*What needs to be done:* All of the data needs to be repeated exactly.

*Exercise input:*

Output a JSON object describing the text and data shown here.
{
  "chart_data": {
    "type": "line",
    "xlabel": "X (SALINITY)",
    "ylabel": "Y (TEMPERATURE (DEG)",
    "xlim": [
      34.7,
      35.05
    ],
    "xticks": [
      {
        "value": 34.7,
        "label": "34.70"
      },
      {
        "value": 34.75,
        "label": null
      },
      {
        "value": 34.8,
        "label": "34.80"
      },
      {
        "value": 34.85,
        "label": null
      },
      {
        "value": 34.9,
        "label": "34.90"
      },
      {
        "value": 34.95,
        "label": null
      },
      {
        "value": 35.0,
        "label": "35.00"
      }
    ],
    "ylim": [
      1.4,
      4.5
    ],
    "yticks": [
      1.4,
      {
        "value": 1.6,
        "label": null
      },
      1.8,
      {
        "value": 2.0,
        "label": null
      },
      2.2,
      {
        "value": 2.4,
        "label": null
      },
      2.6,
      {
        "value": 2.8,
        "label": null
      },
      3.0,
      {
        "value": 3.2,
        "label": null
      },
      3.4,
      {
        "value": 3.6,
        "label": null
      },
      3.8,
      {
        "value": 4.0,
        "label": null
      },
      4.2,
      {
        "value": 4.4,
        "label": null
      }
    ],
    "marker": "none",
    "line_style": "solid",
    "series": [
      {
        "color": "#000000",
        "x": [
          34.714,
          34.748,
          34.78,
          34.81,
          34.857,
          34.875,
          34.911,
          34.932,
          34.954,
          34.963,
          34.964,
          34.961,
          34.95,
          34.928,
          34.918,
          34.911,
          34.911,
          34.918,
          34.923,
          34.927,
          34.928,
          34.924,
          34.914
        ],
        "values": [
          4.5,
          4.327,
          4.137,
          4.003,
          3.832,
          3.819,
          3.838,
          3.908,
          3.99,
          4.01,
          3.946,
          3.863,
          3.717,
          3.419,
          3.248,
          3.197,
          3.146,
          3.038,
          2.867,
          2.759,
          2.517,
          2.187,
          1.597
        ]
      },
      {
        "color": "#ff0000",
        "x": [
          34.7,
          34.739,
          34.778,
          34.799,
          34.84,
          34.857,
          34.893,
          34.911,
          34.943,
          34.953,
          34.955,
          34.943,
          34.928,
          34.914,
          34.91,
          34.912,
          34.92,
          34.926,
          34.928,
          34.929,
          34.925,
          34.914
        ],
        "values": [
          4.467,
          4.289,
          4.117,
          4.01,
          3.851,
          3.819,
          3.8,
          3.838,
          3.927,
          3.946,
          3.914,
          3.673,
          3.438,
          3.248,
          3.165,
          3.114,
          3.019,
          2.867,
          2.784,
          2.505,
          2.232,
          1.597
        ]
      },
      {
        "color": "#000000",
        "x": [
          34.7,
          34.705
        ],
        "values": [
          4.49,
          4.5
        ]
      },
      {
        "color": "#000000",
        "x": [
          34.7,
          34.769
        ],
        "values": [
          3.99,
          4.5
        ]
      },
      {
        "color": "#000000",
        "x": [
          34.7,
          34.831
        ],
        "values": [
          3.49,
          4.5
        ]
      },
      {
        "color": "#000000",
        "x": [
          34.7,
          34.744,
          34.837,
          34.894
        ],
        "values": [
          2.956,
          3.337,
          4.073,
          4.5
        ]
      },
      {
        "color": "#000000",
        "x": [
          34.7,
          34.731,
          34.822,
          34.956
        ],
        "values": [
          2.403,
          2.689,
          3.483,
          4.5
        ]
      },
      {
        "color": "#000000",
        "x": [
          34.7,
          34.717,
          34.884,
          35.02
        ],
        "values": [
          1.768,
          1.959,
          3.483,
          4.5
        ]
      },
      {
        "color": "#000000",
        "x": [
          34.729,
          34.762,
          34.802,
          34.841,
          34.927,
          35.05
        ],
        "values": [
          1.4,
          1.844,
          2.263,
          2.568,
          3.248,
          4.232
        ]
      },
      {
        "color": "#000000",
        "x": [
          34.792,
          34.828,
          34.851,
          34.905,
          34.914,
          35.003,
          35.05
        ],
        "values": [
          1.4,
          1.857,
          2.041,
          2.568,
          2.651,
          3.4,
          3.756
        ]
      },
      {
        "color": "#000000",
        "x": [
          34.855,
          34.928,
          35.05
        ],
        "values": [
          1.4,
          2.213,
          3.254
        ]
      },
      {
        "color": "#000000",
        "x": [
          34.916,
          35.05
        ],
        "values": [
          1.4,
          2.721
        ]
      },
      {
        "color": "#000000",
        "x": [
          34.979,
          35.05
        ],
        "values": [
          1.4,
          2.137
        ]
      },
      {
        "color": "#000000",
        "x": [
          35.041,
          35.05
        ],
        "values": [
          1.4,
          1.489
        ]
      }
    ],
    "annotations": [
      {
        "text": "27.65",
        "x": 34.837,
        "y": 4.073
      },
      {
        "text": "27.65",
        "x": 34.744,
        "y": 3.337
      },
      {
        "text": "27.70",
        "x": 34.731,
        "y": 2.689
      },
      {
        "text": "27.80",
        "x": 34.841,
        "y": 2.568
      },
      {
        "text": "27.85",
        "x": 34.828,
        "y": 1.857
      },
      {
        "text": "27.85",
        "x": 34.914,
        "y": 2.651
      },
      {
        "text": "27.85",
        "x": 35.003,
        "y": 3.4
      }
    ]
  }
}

*Task response:*
Output a JSON object describing the text and data shown here.
{
  "chart_data": {
    "type": "line",
    "xlabel": "X (SALINITY)",
    "ylabel": "Y (TEMPERATURE (DEG)",
    "xlim": [
      34.7,
      35.05
    ],
    "xticks": [
      {
        "value": 34.7,
        "label": "34.70"
      },
      {
        "value": 34.75,
        "label": null
      },
      {
        "value": 34.8,
        "label": "34.80"
      },
      {
        "value": 34.85,
        "label": null
      },
      {
        "value": 34.9,
        "label": "34.90"
      },
      {
        "value": 34.95,
        "label": null
      },
      {
        "value": 35.0,
        "label": "35.00"
      }
    ],
    "ylim": [
      1.4,
      4.5
    ],
    "yticks": [
      1.4,
      {
        "value": 1.6,
        "label": null
      },
      1.8,
      {
        "value": 2.0,
        "label": null
      },
      2.2,
      {
        "value": 2.4,
        "label": null
      },
      2.6,
      {
        "value": 2.8,
        "label": null
      },
      3.0,
      {
        "value": 3.2,
        "label": null
      },
      3.4,
      {
        "value": 3.6,
        "label": null
      },
      3.8,
      {
        "value": 4.0,
        "label": null
      },
      4.2,
      {
        "value": 4.4,
        "label": null
      }
    ],
    "marker": "none",
    "line_style": "solid",
    "series": [
      {
        "color": "#000000",
        "x": [
          34.714,
          34.748,
          34.78,
          34.81,
          34.857,
          34.875,
          34.911,
          34.932,
          34.954,
          34.963,
          34.964,
          34.961,
          34.95,
          34.928,
          34.918,
          34.911,
          34.911,
          34.918,
          34.923,
          34.927,
          34.928,
          34.924,
          34.914
        ],
        "values": [
          4.5,
          4.327,
          4.137,
          4.003,
          3.832,
          3.819,
          3.838,
          3.908,
          3.99,
          4.01,
          3.946,
          3.863,
          3.717,
          3.419,
          3.248,
          3.197,
          3.146,
          3.038,
          2.867,
          2.759,
          2.517,
          2.187,
          1.597
        ]
      },
      {
        "color": "#ff0000",
        "x": [
          34.7,
          34.739,
          34.778,
          34.799,
          34.84,
          34.857,
          34.893,
          34.911,
          34.943,
          34.953,
          34.955,
          34.943,
          34.928,
          34.914,
          34.91,
          34.912,
          34.92,
          34.926,
          34.928,
          34.929,
          34.925,
          34.914
        ],
        "values": [
          4.467,
          4.289,
          4.117,
          4.01,
          3.851,
          3.819,
          3.8,
          3.838,
          3.927,
          3.946,
          3.914,
          3.673,
          3.438,
          3.248,
          3.165,
          3.114,
          3.019,
          2.867,
          2.784,
          2.505,
          2.232,
          1.597
        ]
      },
      {
        "color": "#000000",
        "x": [
          34.7,
          34.705
        ],
        "values": [
          4.49,
          4.5
        ]
      },
      {
        "color": "#000000",
        "x": [
          34.7,
          34.769
        ],
        "values": [
          3.99,
          4.5
        ]
      },
      {
        "color": "#000000",
        "x": [
          34.7,
          34.831
        ],
        "values": [
          3.49,
          4.5
        ]
      },
      {
        "color": "#000000",
        "x": [
          34.7,
          34.744,
          34.837,
          34.894
        ],
        "values": [
          2.956,
          3.337,
          4.073,
          4.5
        ]
      },
      {
        "color": "#000000",
        "x": [
          34.7,
          34.731,
          34.822,
          34.956
        ],
        "values": [
          2.403,
          2.689,
          3.483,
          4.5
        ]
      },
      {
        "color": "#000000",
        "x": [
          34.7,
          34.717,
          34.884,
          35.02
        ],
        "values": [
          1.768,
          1.959,
          3.483,
          4.5
        ]
      },
      {
        "color": "#000000",
        "x": [
          34.729,
          34.762,
          34.802,
          34.841,
          34.927,
          35.05
        ],
        "values": [
          1.4,
          1.844,
          2.263,
          2.568,
          3.248,
          4.232
        ]
      },
      {
        "color": "#000000",
        "x": [
          34.792,
          34.828,
          34.851,
          34.905,
          34.914,
          35.003,
          35.05
        ],
        "values": [
          1.4,
          1.857,
          2.041,
          2.568,
          2.651,
          3.4,
          3.756
        ]
      },
      {
        "color": "#000000",
        "x": [
          34.855,
          34.928,
          35.05
        ],
        "values": [
          1.4,
          2.213,
          3.254
        ]
      },
      {
        "color": "#000000",
        "x": [
          34.916,
          35.05
        ],
        "values": [
          1.4,
          2.721
        ]
      },
      {
        "color": "#000000",
        "x": [
          34.979,
          35.05
        ],
        "values": [
          1.4,
          2.137
        ]
      },
      {
        "color": "#000000",
        "x": [
          35.041,
          35.05
        ],
        "values": [
          1.4,
          1.489
        ]
      }
    ],
    "annotations": [
      {
        "text": "27.65",
        "x": 34.837,
        "y": 4.073
      },
      {
        "text": "27.65",
        "x": 34.744,
        "y": 3.337
      },
      {
        "text": "27.70",
        "x": 34.731,
        "y": 2.689
      },
      {
        "text": "27.80",
        "x": 34.841,
        "y": 2.568
      },
      {
        "text": "27.85",
        "x": 34.828,
        "y": 1.857
      },
      {
        "text": "27.85",
        "x": 34.914,
        "y": 2.651
      },
      {
        "text": "27.85",
        "x": 35.003,
        "y": 3.4
      }
    ]
  }
}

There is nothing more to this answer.